● DATASET RECORDS:
↓↓↓

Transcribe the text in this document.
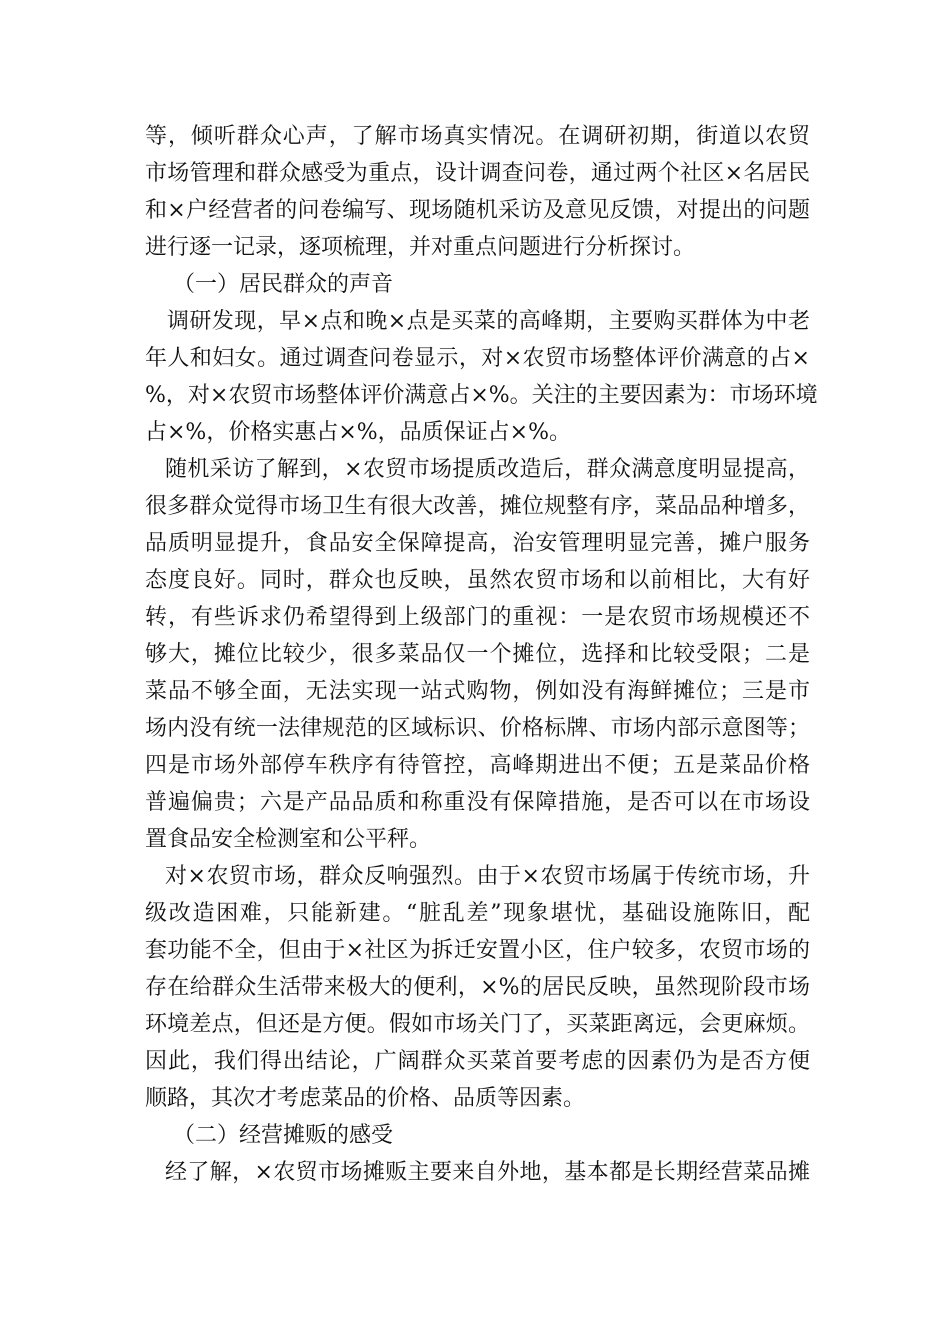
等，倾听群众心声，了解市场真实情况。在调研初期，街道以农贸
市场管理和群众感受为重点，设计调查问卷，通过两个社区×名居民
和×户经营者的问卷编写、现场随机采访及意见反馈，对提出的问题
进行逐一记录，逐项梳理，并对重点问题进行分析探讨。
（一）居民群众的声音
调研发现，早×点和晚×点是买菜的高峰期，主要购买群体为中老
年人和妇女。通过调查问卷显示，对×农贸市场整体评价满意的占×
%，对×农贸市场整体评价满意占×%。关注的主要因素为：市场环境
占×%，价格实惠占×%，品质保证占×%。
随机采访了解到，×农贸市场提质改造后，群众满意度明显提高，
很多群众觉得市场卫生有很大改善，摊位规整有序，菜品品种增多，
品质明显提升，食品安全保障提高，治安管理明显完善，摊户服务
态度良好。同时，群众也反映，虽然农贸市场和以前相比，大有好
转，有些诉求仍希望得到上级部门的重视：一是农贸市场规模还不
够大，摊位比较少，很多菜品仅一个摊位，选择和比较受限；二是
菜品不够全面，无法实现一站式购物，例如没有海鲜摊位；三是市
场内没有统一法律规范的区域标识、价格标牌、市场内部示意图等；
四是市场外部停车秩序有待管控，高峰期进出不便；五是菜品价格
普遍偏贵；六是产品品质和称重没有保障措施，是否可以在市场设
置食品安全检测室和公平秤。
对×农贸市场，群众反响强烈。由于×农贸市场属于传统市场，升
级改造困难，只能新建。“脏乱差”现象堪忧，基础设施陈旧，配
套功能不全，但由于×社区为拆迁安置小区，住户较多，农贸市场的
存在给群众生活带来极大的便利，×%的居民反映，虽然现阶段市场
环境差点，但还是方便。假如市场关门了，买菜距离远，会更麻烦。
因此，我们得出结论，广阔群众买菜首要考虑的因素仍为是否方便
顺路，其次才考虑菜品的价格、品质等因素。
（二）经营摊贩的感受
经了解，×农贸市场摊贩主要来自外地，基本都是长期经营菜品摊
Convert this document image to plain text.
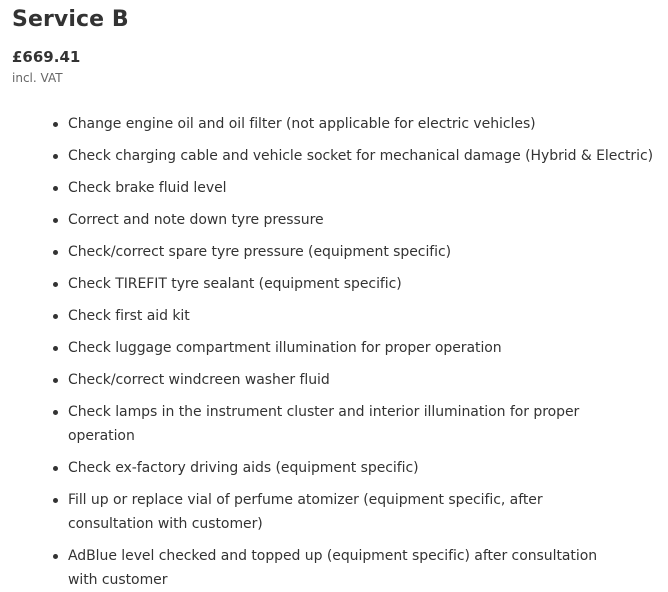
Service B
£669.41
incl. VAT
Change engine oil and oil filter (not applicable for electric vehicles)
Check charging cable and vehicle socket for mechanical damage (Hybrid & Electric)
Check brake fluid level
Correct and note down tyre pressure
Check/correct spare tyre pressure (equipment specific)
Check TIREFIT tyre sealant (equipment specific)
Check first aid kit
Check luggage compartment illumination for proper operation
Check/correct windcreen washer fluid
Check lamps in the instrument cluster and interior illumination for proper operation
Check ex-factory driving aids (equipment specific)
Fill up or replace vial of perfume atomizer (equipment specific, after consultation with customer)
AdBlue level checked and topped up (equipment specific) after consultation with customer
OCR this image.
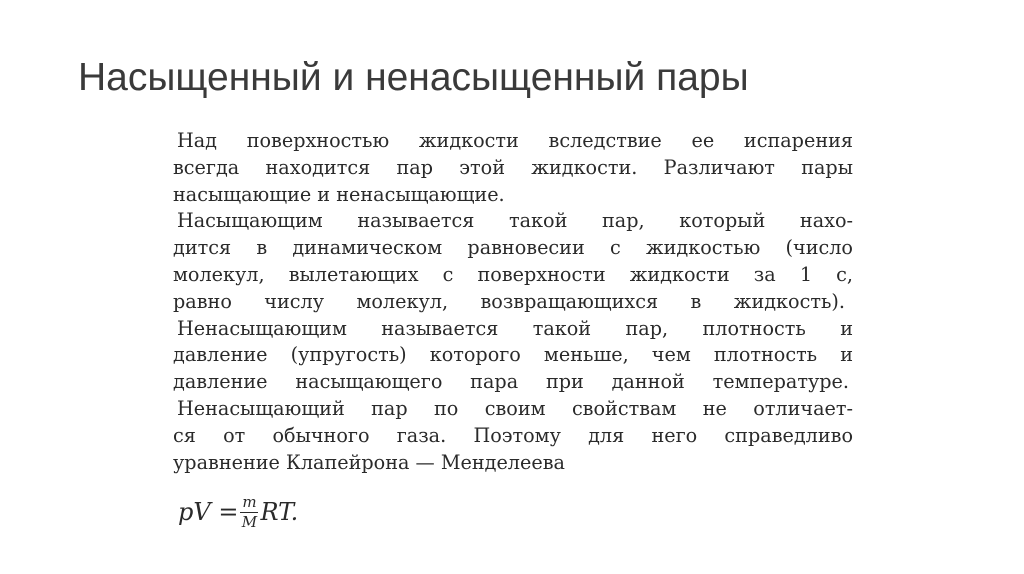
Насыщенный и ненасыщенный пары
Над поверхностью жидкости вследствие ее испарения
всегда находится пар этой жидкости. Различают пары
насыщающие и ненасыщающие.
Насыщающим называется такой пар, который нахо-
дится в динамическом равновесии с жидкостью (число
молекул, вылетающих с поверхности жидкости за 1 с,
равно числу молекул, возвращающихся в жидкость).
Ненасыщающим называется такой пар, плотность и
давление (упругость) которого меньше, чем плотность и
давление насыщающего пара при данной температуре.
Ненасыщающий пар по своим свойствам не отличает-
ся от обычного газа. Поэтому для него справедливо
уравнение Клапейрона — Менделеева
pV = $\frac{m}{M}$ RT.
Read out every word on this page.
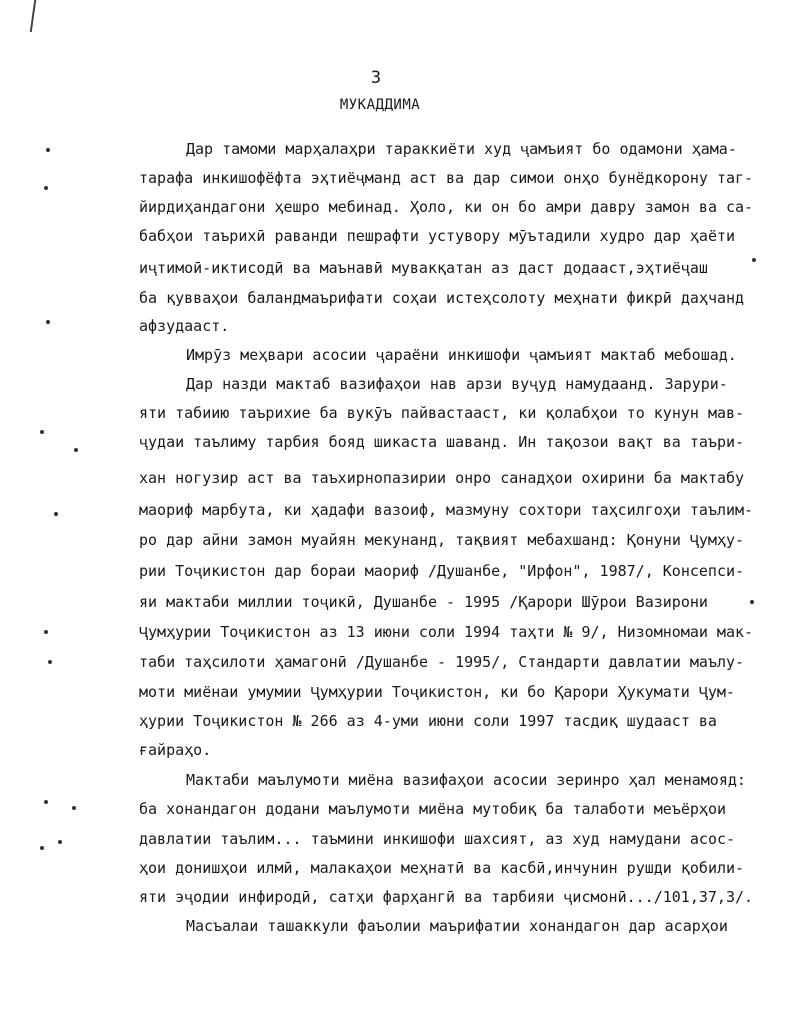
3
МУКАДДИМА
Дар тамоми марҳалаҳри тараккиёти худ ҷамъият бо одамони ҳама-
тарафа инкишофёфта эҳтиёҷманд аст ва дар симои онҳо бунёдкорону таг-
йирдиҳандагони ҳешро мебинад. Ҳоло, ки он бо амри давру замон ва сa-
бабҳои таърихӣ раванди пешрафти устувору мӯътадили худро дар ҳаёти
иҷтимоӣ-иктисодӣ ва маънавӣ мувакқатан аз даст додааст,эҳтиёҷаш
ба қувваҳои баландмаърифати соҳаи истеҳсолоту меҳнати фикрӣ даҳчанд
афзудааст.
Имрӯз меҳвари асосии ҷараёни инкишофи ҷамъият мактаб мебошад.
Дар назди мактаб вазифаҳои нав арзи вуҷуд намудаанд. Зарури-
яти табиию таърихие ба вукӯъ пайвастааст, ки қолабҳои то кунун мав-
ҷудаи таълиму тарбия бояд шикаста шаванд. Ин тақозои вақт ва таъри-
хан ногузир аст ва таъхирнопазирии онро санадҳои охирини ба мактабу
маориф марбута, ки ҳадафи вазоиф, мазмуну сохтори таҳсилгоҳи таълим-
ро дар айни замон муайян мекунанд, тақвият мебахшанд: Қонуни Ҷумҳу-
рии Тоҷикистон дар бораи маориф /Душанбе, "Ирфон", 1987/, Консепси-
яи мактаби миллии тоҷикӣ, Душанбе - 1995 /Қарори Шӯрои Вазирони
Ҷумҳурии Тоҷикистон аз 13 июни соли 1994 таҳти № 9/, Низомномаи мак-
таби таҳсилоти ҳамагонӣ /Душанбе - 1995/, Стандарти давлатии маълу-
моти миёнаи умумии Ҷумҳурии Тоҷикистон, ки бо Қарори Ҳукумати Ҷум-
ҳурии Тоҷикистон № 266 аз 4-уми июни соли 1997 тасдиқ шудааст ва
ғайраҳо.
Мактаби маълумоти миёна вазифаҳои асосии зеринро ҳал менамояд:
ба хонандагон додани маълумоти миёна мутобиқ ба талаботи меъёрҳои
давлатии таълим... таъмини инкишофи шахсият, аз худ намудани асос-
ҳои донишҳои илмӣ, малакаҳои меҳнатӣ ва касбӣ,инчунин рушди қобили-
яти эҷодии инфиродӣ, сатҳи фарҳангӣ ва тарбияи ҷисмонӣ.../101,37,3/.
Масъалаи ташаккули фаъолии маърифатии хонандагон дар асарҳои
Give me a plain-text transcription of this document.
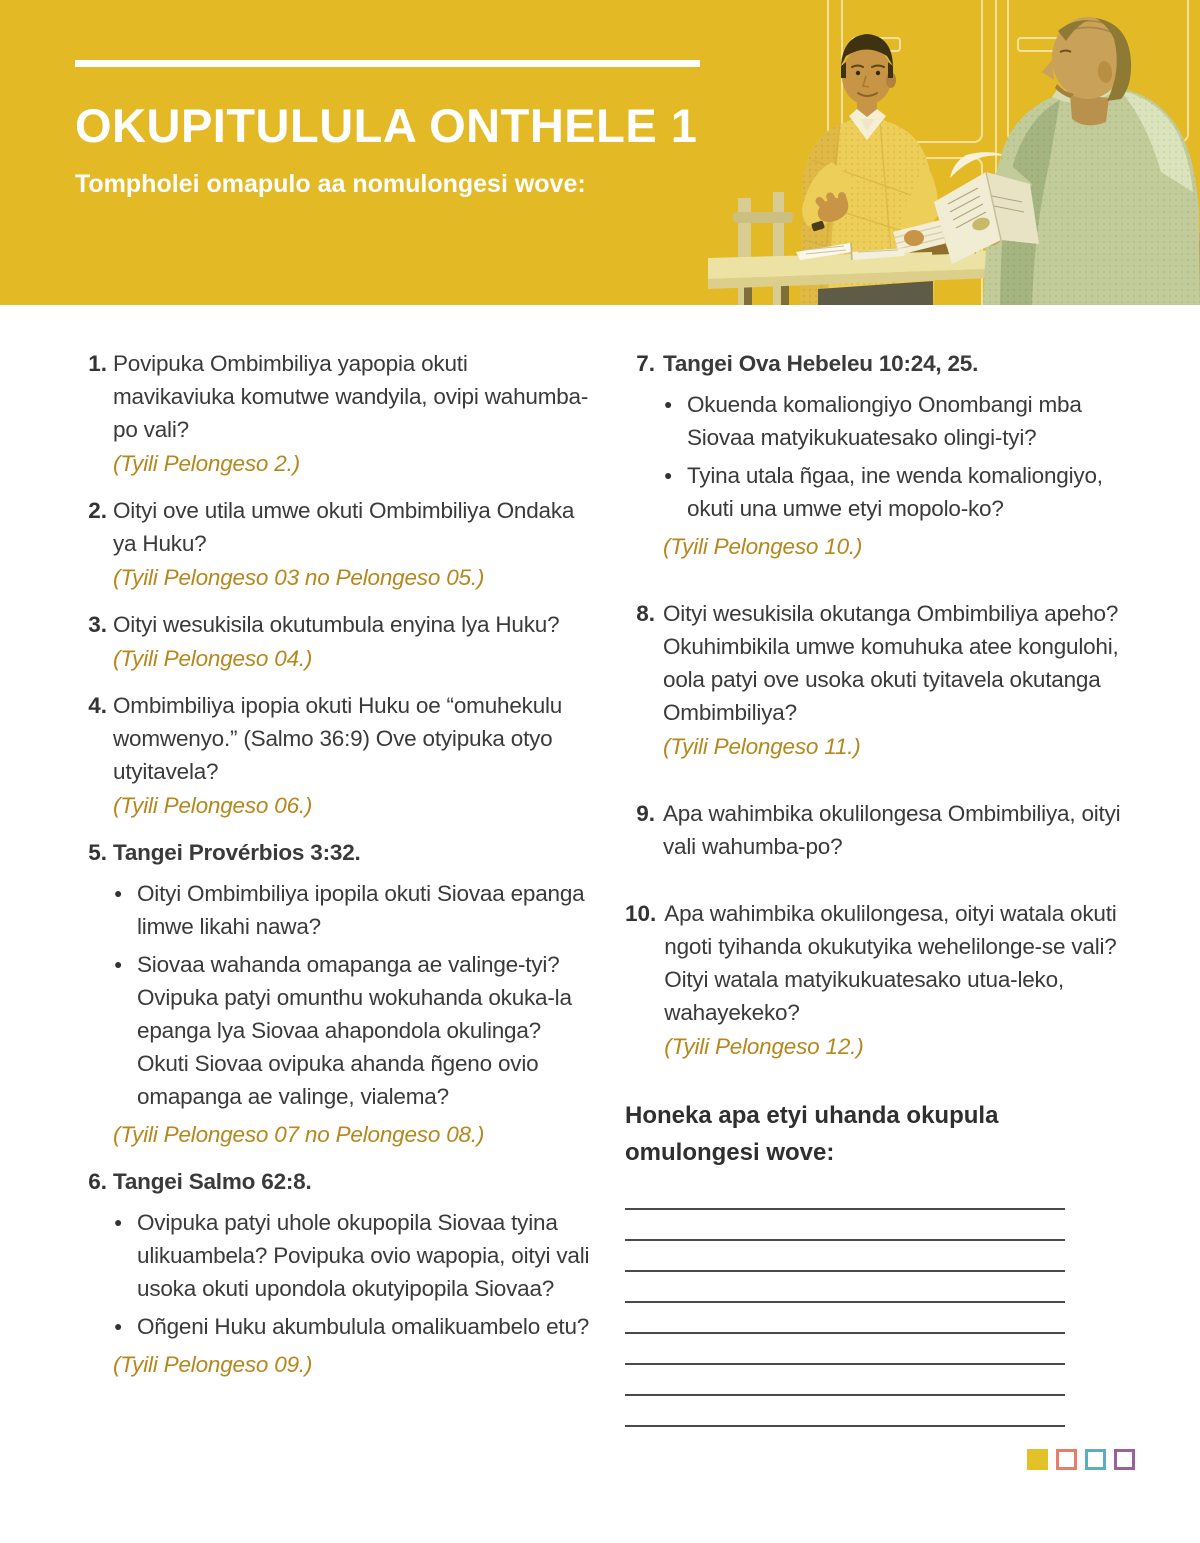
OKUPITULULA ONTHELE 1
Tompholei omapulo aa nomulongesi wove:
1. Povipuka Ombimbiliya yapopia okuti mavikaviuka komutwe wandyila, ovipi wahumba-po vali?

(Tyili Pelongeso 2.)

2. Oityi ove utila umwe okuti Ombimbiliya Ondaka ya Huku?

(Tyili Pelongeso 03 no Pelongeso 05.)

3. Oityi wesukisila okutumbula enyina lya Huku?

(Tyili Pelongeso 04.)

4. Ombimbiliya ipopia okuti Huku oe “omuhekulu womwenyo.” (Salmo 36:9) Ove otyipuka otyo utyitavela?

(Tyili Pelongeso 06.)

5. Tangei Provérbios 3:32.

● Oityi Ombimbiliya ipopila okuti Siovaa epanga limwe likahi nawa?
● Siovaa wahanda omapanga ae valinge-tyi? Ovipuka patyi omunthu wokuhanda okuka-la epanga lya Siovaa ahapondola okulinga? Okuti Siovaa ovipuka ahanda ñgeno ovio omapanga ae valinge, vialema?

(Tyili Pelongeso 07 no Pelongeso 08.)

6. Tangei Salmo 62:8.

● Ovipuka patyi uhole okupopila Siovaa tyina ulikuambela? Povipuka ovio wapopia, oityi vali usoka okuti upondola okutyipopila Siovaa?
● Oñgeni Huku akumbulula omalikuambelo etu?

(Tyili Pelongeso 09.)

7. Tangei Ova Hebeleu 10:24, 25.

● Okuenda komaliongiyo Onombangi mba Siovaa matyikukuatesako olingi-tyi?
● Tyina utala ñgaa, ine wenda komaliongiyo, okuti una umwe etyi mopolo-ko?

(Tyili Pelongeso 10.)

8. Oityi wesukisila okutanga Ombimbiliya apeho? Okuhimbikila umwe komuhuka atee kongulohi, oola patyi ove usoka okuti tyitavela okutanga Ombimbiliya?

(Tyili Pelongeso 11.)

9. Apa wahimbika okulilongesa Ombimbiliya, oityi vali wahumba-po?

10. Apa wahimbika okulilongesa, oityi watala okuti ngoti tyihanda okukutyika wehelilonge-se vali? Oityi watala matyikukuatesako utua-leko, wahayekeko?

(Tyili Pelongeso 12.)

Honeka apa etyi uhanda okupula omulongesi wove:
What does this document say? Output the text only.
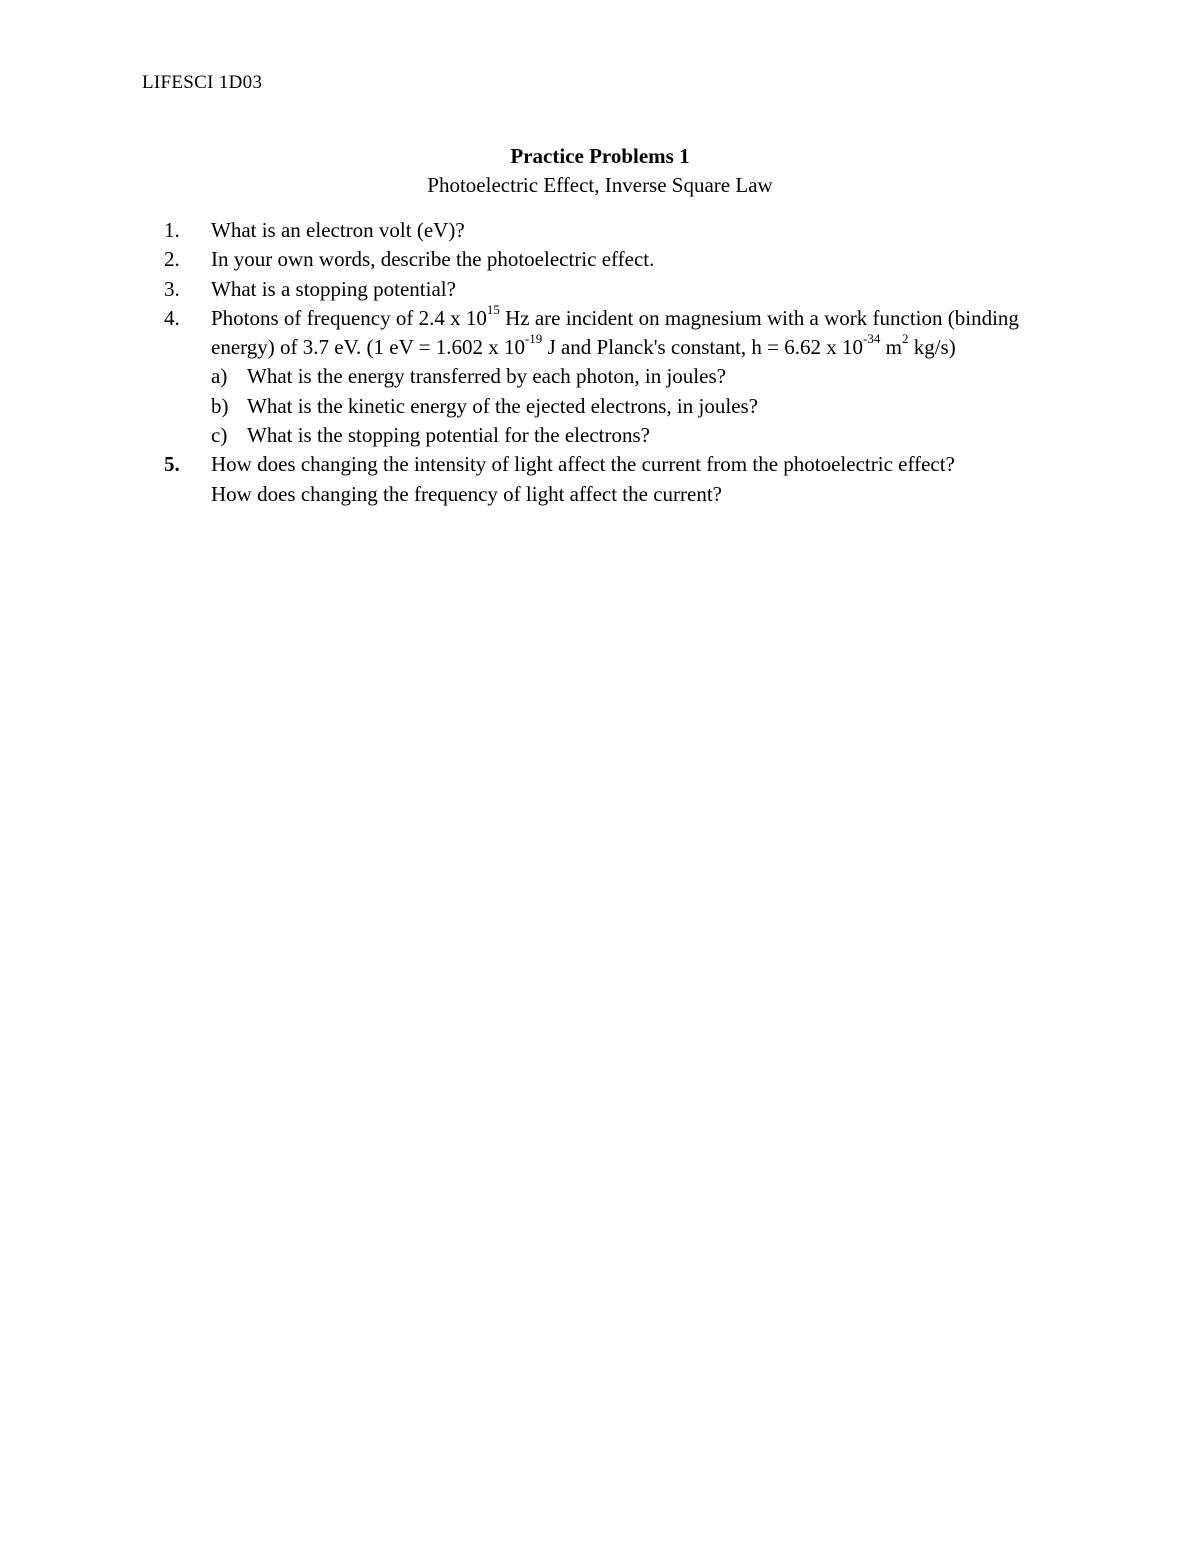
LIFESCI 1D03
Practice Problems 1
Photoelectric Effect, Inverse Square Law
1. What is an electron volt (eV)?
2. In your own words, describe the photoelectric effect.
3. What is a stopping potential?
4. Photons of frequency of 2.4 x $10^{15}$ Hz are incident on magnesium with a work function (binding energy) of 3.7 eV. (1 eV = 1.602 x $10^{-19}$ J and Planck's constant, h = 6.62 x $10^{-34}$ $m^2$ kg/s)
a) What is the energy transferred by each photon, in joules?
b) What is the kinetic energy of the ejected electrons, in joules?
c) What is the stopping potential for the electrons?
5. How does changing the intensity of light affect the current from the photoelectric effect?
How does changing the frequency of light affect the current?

↑↑↑

● STATED EXERCISE:
In how many lines does the word "illumination" appear? Respond with the number alone.

● RESPONSE BELOW:
2